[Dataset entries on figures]
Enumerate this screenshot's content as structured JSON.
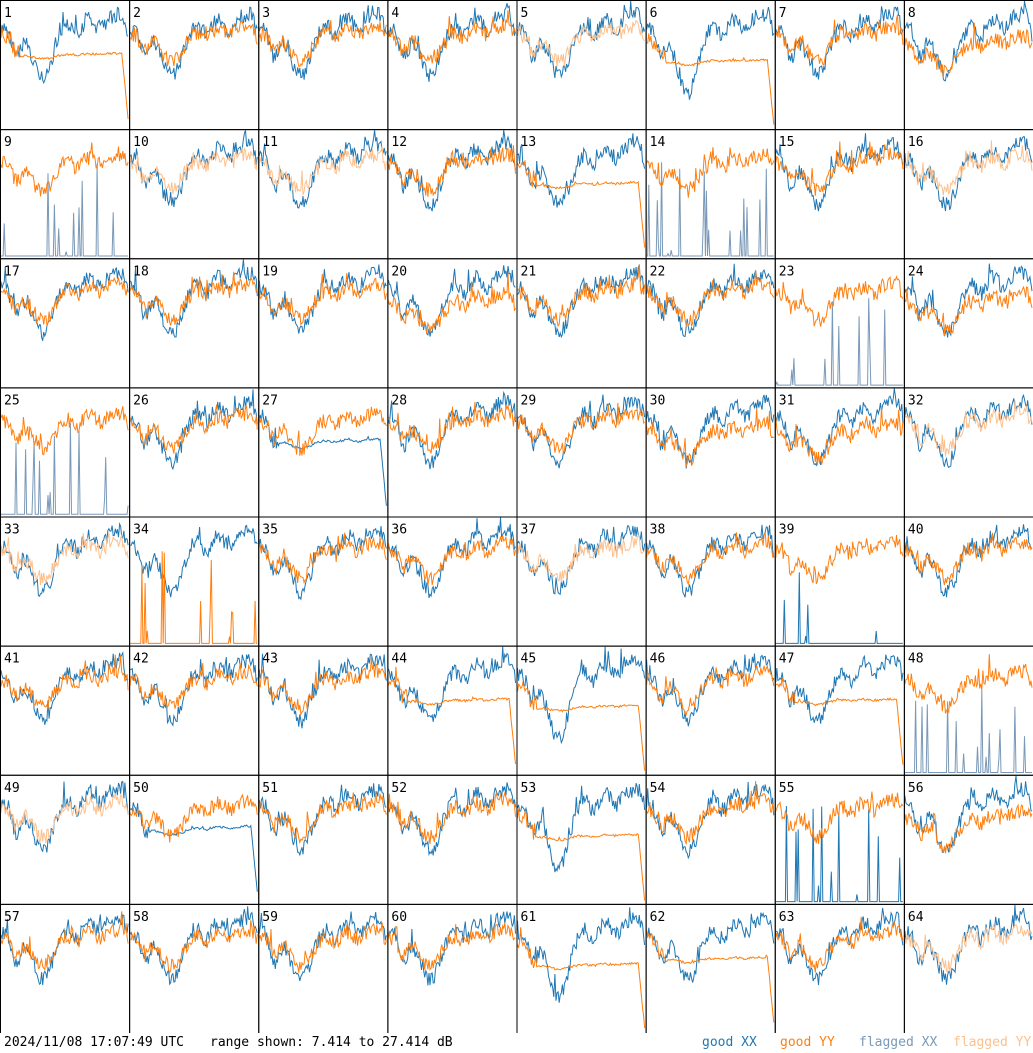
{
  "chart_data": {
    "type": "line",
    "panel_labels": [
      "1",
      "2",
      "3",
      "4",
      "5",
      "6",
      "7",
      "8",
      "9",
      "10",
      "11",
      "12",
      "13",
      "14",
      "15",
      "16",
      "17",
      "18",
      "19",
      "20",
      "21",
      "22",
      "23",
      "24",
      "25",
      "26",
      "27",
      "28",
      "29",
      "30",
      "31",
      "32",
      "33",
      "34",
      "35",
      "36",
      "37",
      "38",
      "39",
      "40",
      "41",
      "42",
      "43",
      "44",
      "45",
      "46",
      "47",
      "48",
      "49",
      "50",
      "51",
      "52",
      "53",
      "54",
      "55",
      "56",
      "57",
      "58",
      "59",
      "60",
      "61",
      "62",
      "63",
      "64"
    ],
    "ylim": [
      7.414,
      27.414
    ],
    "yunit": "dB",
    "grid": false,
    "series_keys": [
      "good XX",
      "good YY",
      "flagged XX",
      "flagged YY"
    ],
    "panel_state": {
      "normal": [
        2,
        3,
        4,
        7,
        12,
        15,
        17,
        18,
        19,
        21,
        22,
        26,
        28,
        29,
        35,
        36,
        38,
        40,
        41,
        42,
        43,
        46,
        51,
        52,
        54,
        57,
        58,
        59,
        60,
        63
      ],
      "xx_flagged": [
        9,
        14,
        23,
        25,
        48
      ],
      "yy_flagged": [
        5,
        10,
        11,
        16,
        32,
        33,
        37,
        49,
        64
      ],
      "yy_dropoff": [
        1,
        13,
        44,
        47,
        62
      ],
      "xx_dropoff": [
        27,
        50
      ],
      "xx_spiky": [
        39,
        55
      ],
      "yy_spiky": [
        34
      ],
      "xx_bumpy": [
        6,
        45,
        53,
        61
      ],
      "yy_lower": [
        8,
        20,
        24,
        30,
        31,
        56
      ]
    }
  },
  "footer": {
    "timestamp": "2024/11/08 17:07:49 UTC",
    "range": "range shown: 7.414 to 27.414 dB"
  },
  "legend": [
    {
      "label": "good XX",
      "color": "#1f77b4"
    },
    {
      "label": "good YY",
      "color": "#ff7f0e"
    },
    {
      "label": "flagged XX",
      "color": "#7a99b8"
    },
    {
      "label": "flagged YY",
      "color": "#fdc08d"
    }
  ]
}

_Short task_
Transcribe every entry above exactly. Omit all pictures.

_Response for this exercise_
Enumerate this screenshot's content as structured JSON.
{
  "chart_data": {
    "type": "line",
    "panel_labels": [
      "1",
      "2",
      "3",
      "4",
      "5",
      "6",
      "7",
      "8",
      "9",
      "10",
      "11",
      "12",
      "13",
      "14",
      "15",
      "16",
      "17",
      "18",
      "19",
      "20",
      "21",
      "22",
      "23",
      "24",
      "25",
      "26",
      "27",
      "28",
      "29",
      "30",
      "31",
      "32",
      "33",
      "34",
      "35",
      "36",
      "37",
      "38",
      "39",
      "40",
      "41",
      "42",
      "43",
      "44",
      "45",
      "46",
      "47",
      "48",
      "49",
      "50",
      "51",
      "52",
      "53",
      "54",
      "55",
      "56",
      "57",
      "58",
      "59",
      "60",
      "61",
      "62",
      "63",
      "64"
    ],
    "ylim": [
      7.414,
      27.414
    ],
    "yunit": "dB",
    "grid": false,
    "series_keys": [
      "good XX",
      "good YY",
      "flagged XX",
      "flagged YY"
    ],
    "panel_state": {
      "normal": [
        2,
        3,
        4,
        7,
        12,
        15,
        17,
        18,
        19,
        21,
        22,
        26,
        28,
        29,
        35,
        36,
        38,
        40,
        41,
        42,
        43,
        46,
        51,
        52,
        54,
        57,
        58,
        59,
        60,
        63
      ],
      "xx_flagged": [
        9,
        14,
        23,
        25,
        48
      ],
      "yy_flagged": [
        5,
        10,
        11,
        16,
        32,
        33,
        37,
        49,
        64
      ],
      "yy_dropoff": [
        1,
        13,
        44,
        47,
        62
      ],
      "xx_dropoff": [
        27,
        50
      ],
      "xx_spiky": [
        39,
        55
      ],
      "yy_spiky": [
        34
      ],
      "xx_bumpy": [
        6,
        45,
        53,
        61
      ],
      "yy_lower": [
        8,
        20,
        24,
        30,
        31,
        56
      ]
    }
  },
  "footer": {
    "timestamp": "2024/11/08 17:07:49 UTC",
    "range": "range shown: 7.414 to 27.414 dB"
  },
  "legend": [
    {
      "label": "good XX",
      "color": "#1f77b4"
    },
    {
      "label": "good YY",
      "color": "#ff7f0e"
    },
    {
      "label": "flagged XX",
      "color": "#7a99b8"
    },
    {
      "label": "flagged YY",
      "color": "#fdc08d"
    }
  ]
}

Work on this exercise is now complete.